§ **AIM**: Repeat every record below exactly, but leave out any pictures.

━━━━━━━━━━

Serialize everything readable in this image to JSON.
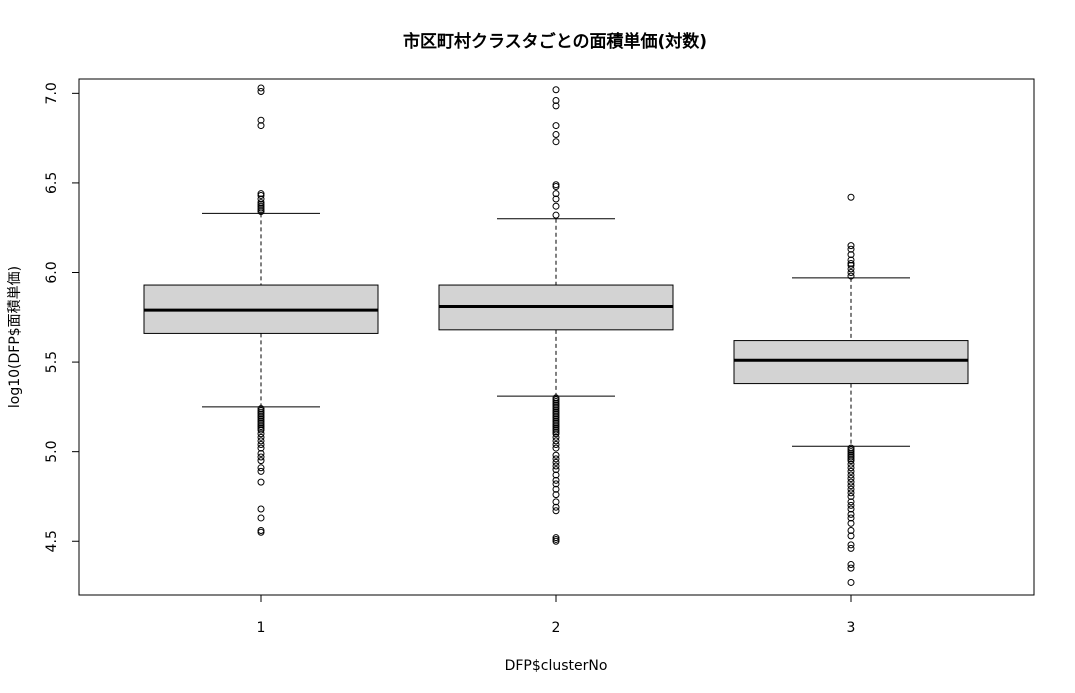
{
  "chart_data": {
    "type": "boxplot",
    "title": "市区町村クラスタごとの面積単価(対数)",
    "xlabel": "DFP$clusterNo",
    "ylabel": "log10(DFP$面積単価)",
    "categories": [
      "1",
      "2",
      "3"
    ],
    "y_ticks": [
      "4.5",
      "5.0",
      "5.5",
      "6.0",
      "6.5",
      "7.0"
    ],
    "ylim": [
      4.2,
      7.08
    ],
    "grid": false,
    "box_fill": "#d3d3d3",
    "boxes": [
      {
        "category": "1",
        "whisker_low": 5.25,
        "q1": 5.66,
        "median": 5.79,
        "q3": 5.93,
        "whisker_high": 6.33,
        "outliers": [
          7.03,
          7.01,
          6.85,
          6.82,
          6.44,
          6.43,
          6.41,
          6.39,
          6.38,
          6.37,
          6.36,
          6.35,
          6.34,
          5.24,
          5.23,
          5.22,
          5.21,
          5.2,
          5.19,
          5.18,
          5.17,
          5.16,
          5.15,
          5.14,
          5.13,
          5.12,
          5.1,
          5.08,
          5.06,
          5.04,
          5.02,
          4.99,
          4.97,
          4.95,
          4.91,
          4.89,
          4.83,
          4.68,
          4.63,
          4.56,
          4.55
        ]
      },
      {
        "category": "2",
        "whisker_low": 5.31,
        "q1": 5.68,
        "median": 5.81,
        "q3": 5.93,
        "whisker_high": 6.3,
        "outliers": [
          7.02,
          6.96,
          6.93,
          6.82,
          6.77,
          6.73,
          6.49,
          6.48,
          6.44,
          6.41,
          6.37,
          6.32,
          5.3,
          5.29,
          5.28,
          5.27,
          5.26,
          5.25,
          5.24,
          5.23,
          5.22,
          5.21,
          5.2,
          5.19,
          5.18,
          5.17,
          5.16,
          5.15,
          5.14,
          5.13,
          5.12,
          5.11,
          5.1,
          5.08,
          5.06,
          5.04,
          5.02,
          4.98,
          4.96,
          4.94,
          4.92,
          4.9,
          4.87,
          4.84,
          4.82,
          4.79,
          4.76,
          4.72,
          4.69,
          4.67,
          4.52,
          4.51,
          4.5
        ]
      },
      {
        "category": "3",
        "whisker_low": 5.03,
        "q1": 5.38,
        "median": 5.51,
        "q3": 5.62,
        "whisker_high": 5.97,
        "outliers": [
          6.42,
          6.15,
          6.13,
          6.1,
          6.07,
          6.05,
          6.04,
          6.02,
          6.0,
          5.98,
          5.02,
          5.01,
          5.0,
          4.99,
          4.98,
          4.97,
          4.96,
          4.95,
          4.93,
          4.91,
          4.89,
          4.87,
          4.85,
          4.83,
          4.81,
          4.79,
          4.77,
          4.75,
          4.72,
          4.7,
          4.68,
          4.65,
          4.63,
          4.6,
          4.56,
          4.53,
          4.48,
          4.46,
          4.37,
          4.35,
          4.27
        ]
      }
    ]
  }
}
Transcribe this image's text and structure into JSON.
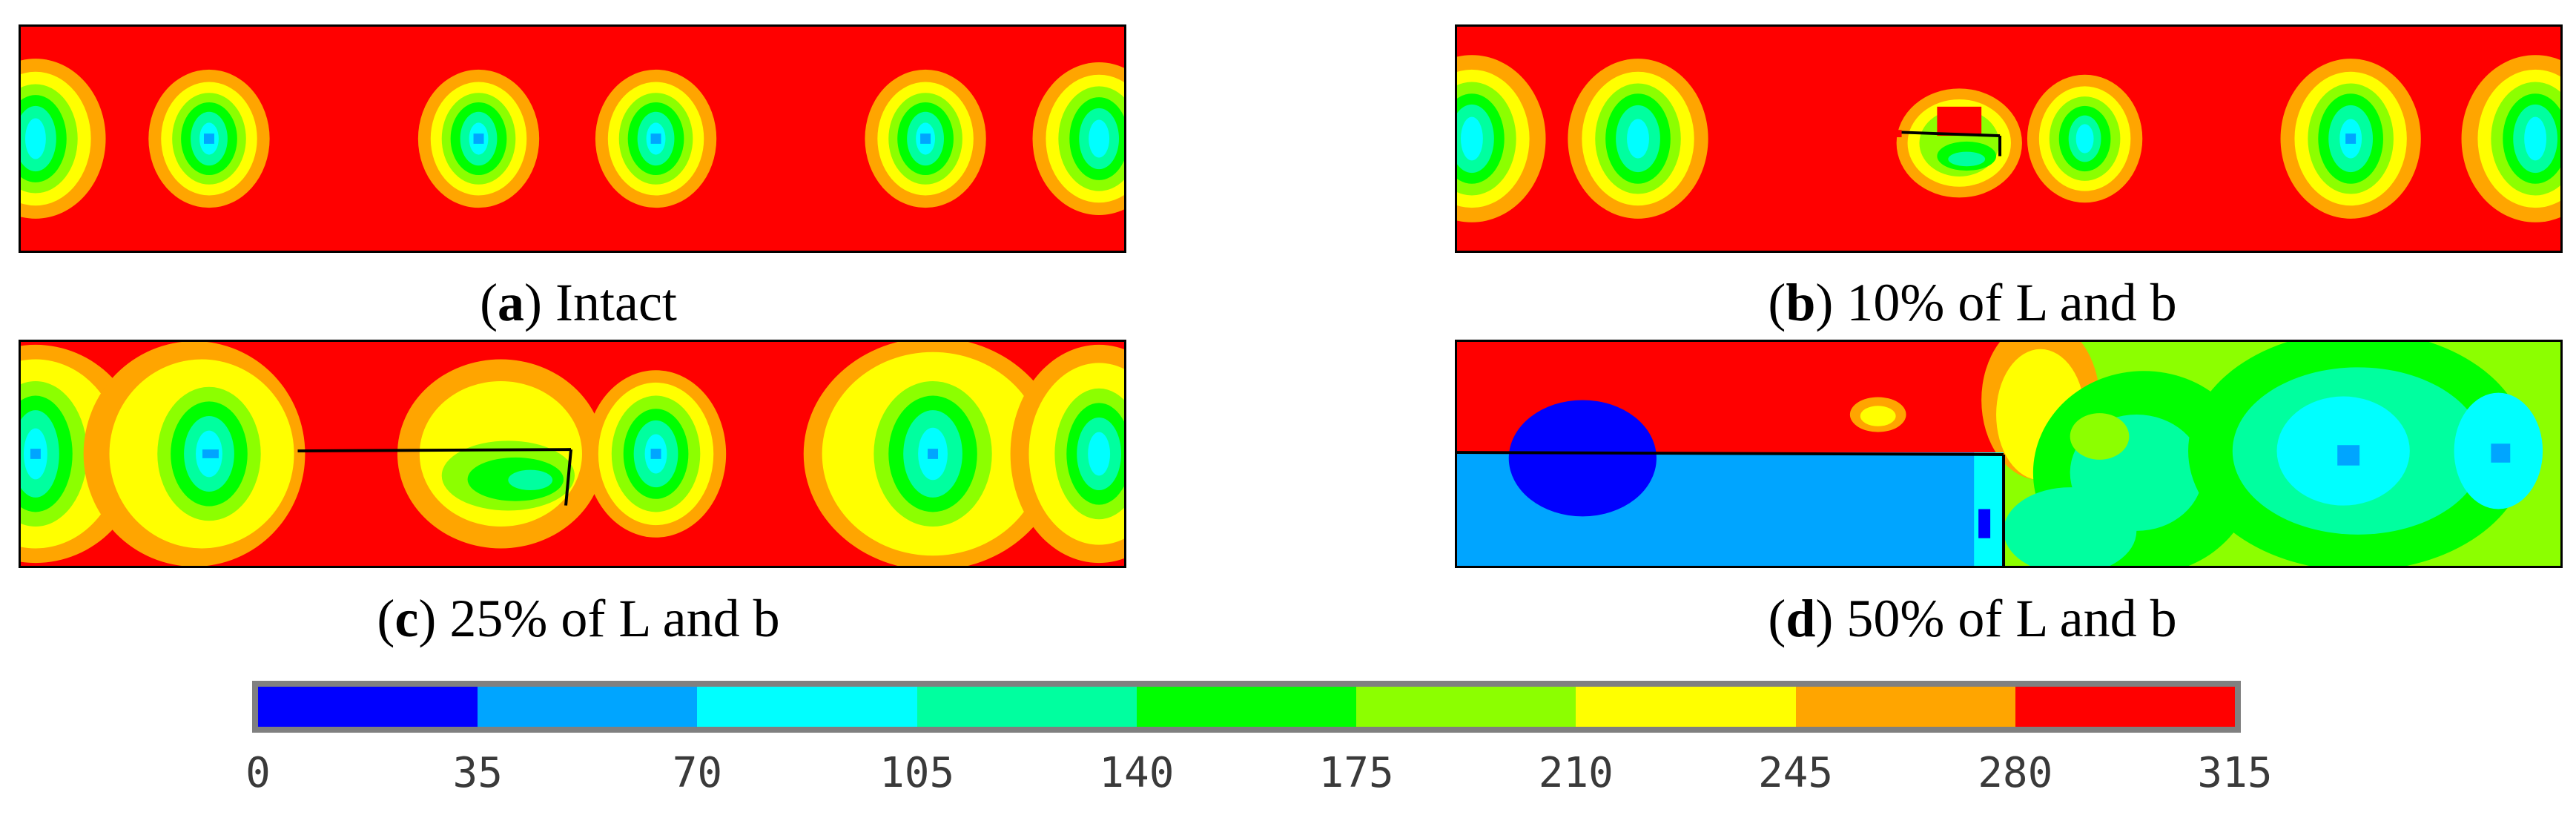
{
  "panels": [
    {
      "letter": "a",
      "label": "Intact"
    },
    {
      "letter": "b",
      "label": "10% of L and b"
    },
    {
      "letter": "c",
      "label": "25% of L and b"
    },
    {
      "letter": "d",
      "label": "50% of L and b"
    }
  ],
  "colorbar": {
    "ticks": [
      "0",
      "35",
      "70",
      "105",
      "140",
      "175",
      "210",
      "245",
      "280",
      "315"
    ],
    "colors": [
      "#0000ff",
      "#00a5ff",
      "#00ffff",
      "#00ff9f",
      "#00ff00",
      "#8cff00",
      "#ffff00",
      "#ffa500",
      "#ff0000"
    ]
  }
}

━━━━━━━━━━

§ **OUTPUT FOR THIS EXERCISE**:
Serialize everything readable in this image to JSON.
{
  "chart_data": {
    "type": "boxplot",
    "title": "市区町村クラスタごとの面積単価(対数)",
    "xlabel": "DFP$clusterNo",
    "ylabel": "log10(DFP$面積単価)",
    "categories": [
      "1",
      "2",
      "3"
    ],
    "y_ticks": [
      "4.5",
      "5.0",
      "5.5",
      "6.0",
      "6.5",
      "7.0"
    ],
    "ylim": [
      4.2,
      7.08
    ],
    "grid": false,
    "box_fill": "#d3d3d3",
    "boxes": [
      {
        "category": "1",
        "whisker_low": 5.25,
        "q1": 5.66,
        "median": 5.79,
        "q3": 5.93,
        "whisker_high": 6.33,
        "outliers": [
          7.03,
          7.01,
          6.85,
          6.82,
          6.44,
          6.43,
          6.41,
          6.39,
          6.38,
          6.37,
          6.36,
          6.35,
          6.34,
          5.24,
          5.23,
          5.22,
          5.21,
          5.2,
          5.19,
          5.18,
          5.17,
          5.16,
          5.15,
          5.14,
          5.13,
          5.12,
          5.1,
          5.08,
          5.06,
          5.04,
          5.02,
          4.99,
          4.97,
          4.95,
          4.91,
          4.89,
          4.83,
          4.68,
          4.63,
          4.56,
          4.55
        ]
      },
      {
        "category": "2",
        "whisker_low": 5.31,
        "q1": 5.68,
        "median": 5.81,
        "q3": 5.93,
        "whisker_high": 6.3,
        "outliers": [
          7.02,
          6.96,
          6.93,
          6.82,
          6.77,
          6.73,
          6.49,
          6.48,
          6.44,
          6.41,
          6.37,
          6.32,
          5.3,
          5.29,
          5.28,
          5.27,
          5.26,
          5.25,
          5.24,
          5.23,
          5.22,
          5.21,
          5.2,
          5.19,
          5.18,
          5.17,
          5.16,
          5.15,
          5.14,
          5.13,
          5.12,
          5.11,
          5.1,
          5.08,
          5.06,
          5.04,
          5.02,
          4.98,
          4.96,
          4.94,
          4.92,
          4.9,
          4.87,
          4.84,
          4.82,
          4.79,
          4.76,
          4.72,
          4.69,
          4.67,
          4.52,
          4.51,
          4.5
        ]
      },
      {
        "category": "3",
        "whisker_low": 5.03,
        "q1": 5.38,
        "median": 5.51,
        "q3": 5.62,
        "whisker_high": 5.97,
        "outliers": [
          6.42,
          6.15,
          6.13,
          6.1,
          6.07,
          6.05,
          6.04,
          6.02,
          6.0,
          5.98,
          5.02,
          5.01,
          5.0,
          4.99,
          4.98,
          4.97,
          4.96,
          4.95,
          4.93,
          4.91,
          4.89,
          4.87,
          4.85,
          4.83,
          4.81,
          4.79,
          4.77,
          4.75,
          4.72,
          4.7,
          4.68,
          4.65,
          4.63,
          4.6,
          4.56,
          4.53,
          4.48,
          4.46,
          4.37,
          4.35,
          4.27
        ]
      }
    ]
  }
}
Transcribe this image's text and structure into JSON.
{
  "panels": [
    {
      "letter": "a",
      "label": "Intact"
    },
    {
      "letter": "b",
      "label": "10% of L and b"
    },
    {
      "letter": "c",
      "label": "25% of L and b"
    },
    {
      "letter": "d",
      "label": "50% of L and b"
    }
  ],
  "colorbar": {
    "ticks": [
      "0",
      "35",
      "70",
      "105",
      "140",
      "175",
      "210",
      "245",
      "280",
      "315"
    ],
    "colors": [
      "#0000ff",
      "#00a5ff",
      "#00ffff",
      "#00ff9f",
      "#00ff00",
      "#8cff00",
      "#ffff00",
      "#ffa500",
      "#ff0000"
    ]
  }
}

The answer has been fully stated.